§ What needs to be done: Could you write out the records below exactly as they appear?

Data listing:
|---|
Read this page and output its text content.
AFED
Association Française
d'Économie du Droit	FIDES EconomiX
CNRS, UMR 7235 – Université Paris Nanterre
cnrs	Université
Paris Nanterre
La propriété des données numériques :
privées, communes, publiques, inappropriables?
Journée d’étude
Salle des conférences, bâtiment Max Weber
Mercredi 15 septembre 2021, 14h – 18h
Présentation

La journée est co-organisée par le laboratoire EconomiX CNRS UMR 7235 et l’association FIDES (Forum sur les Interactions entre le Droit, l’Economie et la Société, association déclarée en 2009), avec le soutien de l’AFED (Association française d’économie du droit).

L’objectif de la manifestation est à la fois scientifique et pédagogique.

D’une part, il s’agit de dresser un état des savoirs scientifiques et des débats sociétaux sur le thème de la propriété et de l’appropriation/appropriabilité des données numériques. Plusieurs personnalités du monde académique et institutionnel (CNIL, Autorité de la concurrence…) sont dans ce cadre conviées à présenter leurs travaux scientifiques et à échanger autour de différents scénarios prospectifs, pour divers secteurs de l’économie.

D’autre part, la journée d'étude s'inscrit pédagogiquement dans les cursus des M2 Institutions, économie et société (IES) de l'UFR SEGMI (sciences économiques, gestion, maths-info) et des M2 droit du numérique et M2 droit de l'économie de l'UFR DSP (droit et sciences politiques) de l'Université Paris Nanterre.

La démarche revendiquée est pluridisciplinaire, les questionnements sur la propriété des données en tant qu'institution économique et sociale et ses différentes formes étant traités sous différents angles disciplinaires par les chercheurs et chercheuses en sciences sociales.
|---|
§ Response for this exercise:
Read this page and output its text content.
AFED
Association Française
d'Économie du Droit	FIDES EconomiX
CNRS, UMR 7235 – Université Paris Nanterre
cnrs	Université
Paris Nanterre
La propriété des données numériques :
privées, communes, publiques, inappropriables?
Journée d’étude
Salle des conférences, bâtiment Max Weber
Mercredi 15 septembre 2021, 14h – 18h
Présentation

La journée est co-organisée par le laboratoire EconomiX CNRS UMR 7235 et l’association FIDES (Forum sur les Interactions entre le Droit, l’Economie et la Société, association déclarée en 2009), avec le soutien de l’AFED (Association française d’économie du droit).

L’objectif de la manifestation est à la fois scientifique et pédagogique.

D’une part, il s’agit de dresser un état des savoirs scientifiques et des débats sociétaux sur le thème de la propriété et de l’appropriation/appropriabilité des données numériques. Plusieurs personnalités du monde académique et institutionnel (CNIL, Autorité de la concurrence…) sont dans ce cadre conviées à présenter leurs travaux scientifiques et à échanger autour de différents scénarios prospectifs, pour divers secteurs de l’économie.

D’autre part, la journée d'étude s'inscrit pédagogiquement dans les cursus des M2 Institutions, économie et société (IES) de l'UFR SEGMI (sciences économiques, gestion, maths-info) et des M2 droit du numérique et M2 droit de l'économie de l'UFR DSP (droit et sciences politiques) de l'Université Paris Nanterre.

La démarche revendiquée est pluridisciplinaire, les questionnements sur la propriété des données en tant qu'institution économique et sociale et ses différentes formes étant traités sous différents angles disciplinaires par les chercheurs et chercheuses en sciences sociales.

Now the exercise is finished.